» Given data:

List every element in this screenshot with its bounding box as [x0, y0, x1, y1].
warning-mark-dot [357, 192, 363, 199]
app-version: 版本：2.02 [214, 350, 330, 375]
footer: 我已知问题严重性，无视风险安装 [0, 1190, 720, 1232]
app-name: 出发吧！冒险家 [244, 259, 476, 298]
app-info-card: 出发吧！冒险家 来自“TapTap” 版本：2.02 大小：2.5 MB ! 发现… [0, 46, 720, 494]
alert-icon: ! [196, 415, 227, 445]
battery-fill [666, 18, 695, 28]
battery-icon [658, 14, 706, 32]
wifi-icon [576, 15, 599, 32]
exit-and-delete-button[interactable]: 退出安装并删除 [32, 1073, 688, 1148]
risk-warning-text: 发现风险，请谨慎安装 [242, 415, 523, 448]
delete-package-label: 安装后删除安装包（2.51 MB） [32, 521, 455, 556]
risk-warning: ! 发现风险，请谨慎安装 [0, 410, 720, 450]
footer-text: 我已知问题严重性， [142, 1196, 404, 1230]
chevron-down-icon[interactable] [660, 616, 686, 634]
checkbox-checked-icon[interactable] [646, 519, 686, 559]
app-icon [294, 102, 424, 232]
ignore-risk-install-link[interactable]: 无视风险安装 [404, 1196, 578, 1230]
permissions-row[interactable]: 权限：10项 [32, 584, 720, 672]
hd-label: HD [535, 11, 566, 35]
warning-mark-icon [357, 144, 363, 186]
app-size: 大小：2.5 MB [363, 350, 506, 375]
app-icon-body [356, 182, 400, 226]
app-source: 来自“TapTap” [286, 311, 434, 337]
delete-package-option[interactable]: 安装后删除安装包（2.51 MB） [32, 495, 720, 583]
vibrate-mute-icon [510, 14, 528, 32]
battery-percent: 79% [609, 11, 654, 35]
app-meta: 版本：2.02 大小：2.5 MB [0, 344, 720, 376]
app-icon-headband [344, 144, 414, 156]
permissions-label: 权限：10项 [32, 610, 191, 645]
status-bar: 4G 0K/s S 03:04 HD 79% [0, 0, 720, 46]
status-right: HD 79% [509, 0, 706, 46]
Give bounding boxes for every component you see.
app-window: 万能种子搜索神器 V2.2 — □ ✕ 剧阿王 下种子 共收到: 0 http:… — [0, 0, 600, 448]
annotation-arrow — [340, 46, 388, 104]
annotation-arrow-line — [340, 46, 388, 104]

» Task goal:
Arrange the records as a Markdown table with the columns "Number" and "Line", running from the start of the records through the line that contains "app-name: 出发吧！冒险家 [244, 259, 476, 298]", both included. Leave out blank lines, and list nothing beyond that line.

» Problem solution:
| Number | Line |
|---|---|
| 1 | List every element in this screenshot with its bounding box as [x0, y0, x1, y1]. |
| 2 | warning-mark-dot [357, 192, 363, 199] |
| 3 | app-version: 版本：2.02 [214, 350, 330, 375] |
| 4 | footer: 我已知问题严重性，无视风险安装 [0, 1190, 720, 1232] |
| 5 | app-name: 出发吧！冒险家 [244, 259, 476, 298] |